[begin Data for this exercise]

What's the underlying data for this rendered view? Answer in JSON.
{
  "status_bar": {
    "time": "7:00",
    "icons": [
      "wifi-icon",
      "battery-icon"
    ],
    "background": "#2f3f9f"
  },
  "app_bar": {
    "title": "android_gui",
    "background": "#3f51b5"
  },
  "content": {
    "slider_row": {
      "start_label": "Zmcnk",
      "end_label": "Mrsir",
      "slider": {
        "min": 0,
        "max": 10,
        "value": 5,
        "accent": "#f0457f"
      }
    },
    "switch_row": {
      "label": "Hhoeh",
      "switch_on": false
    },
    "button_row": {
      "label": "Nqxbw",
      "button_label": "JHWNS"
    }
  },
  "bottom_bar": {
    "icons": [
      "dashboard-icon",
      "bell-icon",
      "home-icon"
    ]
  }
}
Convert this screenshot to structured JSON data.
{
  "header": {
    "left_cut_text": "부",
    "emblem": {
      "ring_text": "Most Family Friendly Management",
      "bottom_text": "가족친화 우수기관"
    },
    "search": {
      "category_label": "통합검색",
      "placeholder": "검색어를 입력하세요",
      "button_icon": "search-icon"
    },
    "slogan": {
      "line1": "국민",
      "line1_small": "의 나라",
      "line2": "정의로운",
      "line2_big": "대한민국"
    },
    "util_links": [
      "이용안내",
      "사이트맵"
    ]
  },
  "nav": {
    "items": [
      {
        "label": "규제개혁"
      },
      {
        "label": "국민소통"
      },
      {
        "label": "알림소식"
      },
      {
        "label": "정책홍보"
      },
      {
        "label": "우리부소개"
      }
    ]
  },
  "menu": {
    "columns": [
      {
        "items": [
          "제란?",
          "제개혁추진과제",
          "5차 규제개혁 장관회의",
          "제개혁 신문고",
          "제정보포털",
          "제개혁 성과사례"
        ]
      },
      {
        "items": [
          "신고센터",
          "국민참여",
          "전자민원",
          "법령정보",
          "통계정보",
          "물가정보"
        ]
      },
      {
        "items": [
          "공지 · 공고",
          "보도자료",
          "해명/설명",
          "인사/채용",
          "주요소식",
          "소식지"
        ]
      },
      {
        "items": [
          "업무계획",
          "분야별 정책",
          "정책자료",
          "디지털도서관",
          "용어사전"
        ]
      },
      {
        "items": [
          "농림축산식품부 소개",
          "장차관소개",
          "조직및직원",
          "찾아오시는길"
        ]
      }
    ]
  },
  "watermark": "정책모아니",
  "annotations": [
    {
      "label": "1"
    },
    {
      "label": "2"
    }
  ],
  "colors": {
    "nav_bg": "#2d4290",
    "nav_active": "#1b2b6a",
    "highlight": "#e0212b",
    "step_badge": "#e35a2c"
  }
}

[end Data for this exercise]

— Your objective —
Return the material in full, exactly as shown.

— Task response —
What's the underlying data for this rendered view? Answer in JSON.
{
  "status_bar": {
    "time": "7:00",
    "icons": [
      "wifi-icon",
      "battery-icon"
    ],
    "background": "#2f3f9f"
  },
  "app_bar": {
    "title": "android_gui",
    "background": "#3f51b5"
  },
  "content": {
    "slider_row": {
      "start_label": "Zmcnk",
      "end_label": "Mrsir",
      "slider": {
        "min": 0,
        "max": 10,
        "value": 5,
        "accent": "#f0457f"
      }
    },
    "switch_row": {
      "label": "Hhoeh",
      "switch_on": false
    },
    "button_row": {
      "label": "Nqxbw",
      "button_label": "JHWNS"
    }
  },
  "bottom_bar": {
    "icons": [
      "dashboard-icon",
      "bell-icon",
      "home-icon"
    ]
  }
}
Convert this screenshot to structured JSON data.
{
  "header": {
    "left_cut_text": "부",
    "emblem": {
      "ring_text": "Most Family Friendly Management",
      "bottom_text": "가족친화 우수기관"
    },
    "search": {
      "category_label": "통합검색",
      "placeholder": "검색어를 입력하세요",
      "button_icon": "search-icon"
    },
    "slogan": {
      "line1": "국민",
      "line1_small": "의 나라",
      "line2": "정의로운",
      "line2_big": "대한민국"
    },
    "util_links": [
      "이용안내",
      "사이트맵"
    ]
  },
  "nav": {
    "items": [
      {
        "label": "규제개혁"
      },
      {
        "label": "국민소통"
      },
      {
        "label": "알림소식"
      },
      {
        "label": "정책홍보"
      },
      {
        "label": "우리부소개"
      }
    ]
  },
  "menu": {
    "columns": [
      {
        "items": [
          "제란?",
          "제개혁추진과제",
          "5차 규제개혁 장관회의",
          "제개혁 신문고",
          "제정보포털",
          "제개혁 성과사례"
        ]
      },
      {
        "items": [
          "신고센터",
          "국민참여",
          "전자민원",
          "법령정보",
          "통계정보",
          "물가정보"
        ]
      },
      {
        "items": [
          "공지 · 공고",
          "보도자료",
          "해명/설명",
          "인사/채용",
          "주요소식",
          "소식지"
        ]
      },
      {
        "items": [
          "업무계획",
          "분야별 정책",
          "정책자료",
          "디지털도서관",
          "용어사전"
        ]
      },
      {
        "items": [
          "농림축산식품부 소개",
          "장차관소개",
          "조직및직원",
          "찾아오시는길"
        ]
      }
    ]
  },
  "watermark": "정책모아니",
  "annotations": [
    {
      "label": "1"
    },
    {
      "label": "2"
    }
  ],
  "colors": {
    "nav_bg": "#2d4290",
    "nav_active": "#1b2b6a",
    "highlight": "#e0212b",
    "step_badge": "#e35a2c"
  }
}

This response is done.